PROVIDED RECORDS:
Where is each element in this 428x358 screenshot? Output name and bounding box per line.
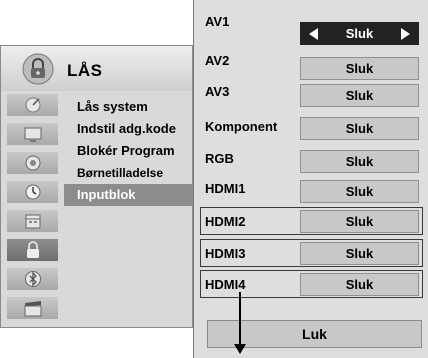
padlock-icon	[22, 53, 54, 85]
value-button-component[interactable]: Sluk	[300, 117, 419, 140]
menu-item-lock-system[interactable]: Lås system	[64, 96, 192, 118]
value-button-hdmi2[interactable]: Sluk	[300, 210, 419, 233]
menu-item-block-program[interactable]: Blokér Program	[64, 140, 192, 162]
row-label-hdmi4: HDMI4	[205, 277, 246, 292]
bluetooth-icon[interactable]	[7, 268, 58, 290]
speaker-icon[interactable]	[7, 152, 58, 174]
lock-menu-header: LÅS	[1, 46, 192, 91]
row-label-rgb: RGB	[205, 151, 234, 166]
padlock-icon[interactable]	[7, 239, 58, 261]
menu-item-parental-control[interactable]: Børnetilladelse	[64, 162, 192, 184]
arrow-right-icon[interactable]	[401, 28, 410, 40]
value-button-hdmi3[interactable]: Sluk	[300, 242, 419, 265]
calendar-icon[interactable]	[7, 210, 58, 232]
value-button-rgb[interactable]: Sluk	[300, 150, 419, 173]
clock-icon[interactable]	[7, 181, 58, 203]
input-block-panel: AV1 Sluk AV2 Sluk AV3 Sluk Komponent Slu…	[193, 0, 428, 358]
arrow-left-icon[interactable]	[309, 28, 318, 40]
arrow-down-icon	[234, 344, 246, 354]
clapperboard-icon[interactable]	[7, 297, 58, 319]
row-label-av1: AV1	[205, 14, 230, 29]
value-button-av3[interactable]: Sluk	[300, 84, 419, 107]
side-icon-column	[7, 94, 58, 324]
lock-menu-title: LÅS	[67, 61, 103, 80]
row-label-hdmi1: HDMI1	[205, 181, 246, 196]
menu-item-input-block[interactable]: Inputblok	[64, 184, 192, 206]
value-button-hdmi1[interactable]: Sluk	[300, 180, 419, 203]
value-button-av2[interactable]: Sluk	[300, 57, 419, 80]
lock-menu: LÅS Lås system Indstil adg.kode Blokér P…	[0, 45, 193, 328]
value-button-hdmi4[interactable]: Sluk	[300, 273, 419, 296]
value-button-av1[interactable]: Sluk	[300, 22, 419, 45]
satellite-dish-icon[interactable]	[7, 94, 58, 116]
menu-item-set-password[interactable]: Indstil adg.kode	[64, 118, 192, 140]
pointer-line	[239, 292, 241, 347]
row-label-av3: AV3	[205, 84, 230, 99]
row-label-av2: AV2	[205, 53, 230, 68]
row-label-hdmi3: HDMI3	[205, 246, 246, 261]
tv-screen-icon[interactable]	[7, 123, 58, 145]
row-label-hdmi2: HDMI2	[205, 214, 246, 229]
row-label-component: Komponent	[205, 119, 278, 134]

SET PROBLEM:
Copy the data above verbatim, line for line, with the picture left out.

THE RESULT:
Where is each element in this 428x358 screenshot? Output name and bounding box per line.
padlock-icon	[22, 53, 54, 85]
value-button-component[interactable]: Sluk	[300, 117, 419, 140]
menu-item-lock-system[interactable]: Lås system	[64, 96, 192, 118]
value-button-hdmi2[interactable]: Sluk	[300, 210, 419, 233]
menu-item-block-program[interactable]: Blokér Program	[64, 140, 192, 162]
row-label-hdmi4: HDMI4	[205, 277, 246, 292]
bluetooth-icon[interactable]	[7, 268, 58, 290]
speaker-icon[interactable]	[7, 152, 58, 174]
lock-menu-header: LÅS	[1, 46, 192, 91]
row-label-rgb: RGB	[205, 151, 234, 166]
padlock-icon[interactable]	[7, 239, 58, 261]
menu-item-parental-control[interactable]: Børnetilladelse	[64, 162, 192, 184]
arrow-right-icon[interactable]	[401, 28, 410, 40]
value-button-hdmi3[interactable]: Sluk	[300, 242, 419, 265]
calendar-icon[interactable]	[7, 210, 58, 232]
value-button-rgb[interactable]: Sluk	[300, 150, 419, 173]
clock-icon[interactable]	[7, 181, 58, 203]
input-block-panel: AV1 Sluk AV2 Sluk AV3 Sluk Komponent Slu…	[193, 0, 428, 358]
arrow-left-icon[interactable]	[309, 28, 318, 40]
arrow-down-icon	[234, 344, 246, 354]
clapperboard-icon[interactable]	[7, 297, 58, 319]
row-label-av1: AV1	[205, 14, 230, 29]
value-button-av3[interactable]: Sluk	[300, 84, 419, 107]
side-icon-column	[7, 94, 58, 324]
lock-menu-title: LÅS	[67, 61, 103, 80]
row-label-hdmi1: HDMI1	[205, 181, 246, 196]
menu-item-input-block[interactable]: Inputblok	[64, 184, 192, 206]
value-button-hdmi1[interactable]: Sluk	[300, 180, 419, 203]
value-button-av2[interactable]: Sluk	[300, 57, 419, 80]
lock-menu: LÅS Lås system Indstil adg.kode Blokér P…	[0, 45, 193, 328]
value-button-hdmi4[interactable]: Sluk	[300, 273, 419, 296]
value-button-av1[interactable]: Sluk	[300, 22, 419, 45]
satellite-dish-icon[interactable]	[7, 94, 58, 116]
menu-item-set-password[interactable]: Indstil adg.kode	[64, 118, 192, 140]
pointer-line	[239, 292, 241, 347]
row-label-av3: AV3	[205, 84, 230, 99]
row-label-av2: AV2	[205, 53, 230, 68]
row-label-hdmi3: HDMI3	[205, 246, 246, 261]
tv-screen-icon[interactable]	[7, 123, 58, 145]
row-label-hdmi2: HDMI2	[205, 214, 246, 229]
row-label-component: Komponent	[205, 119, 278, 134]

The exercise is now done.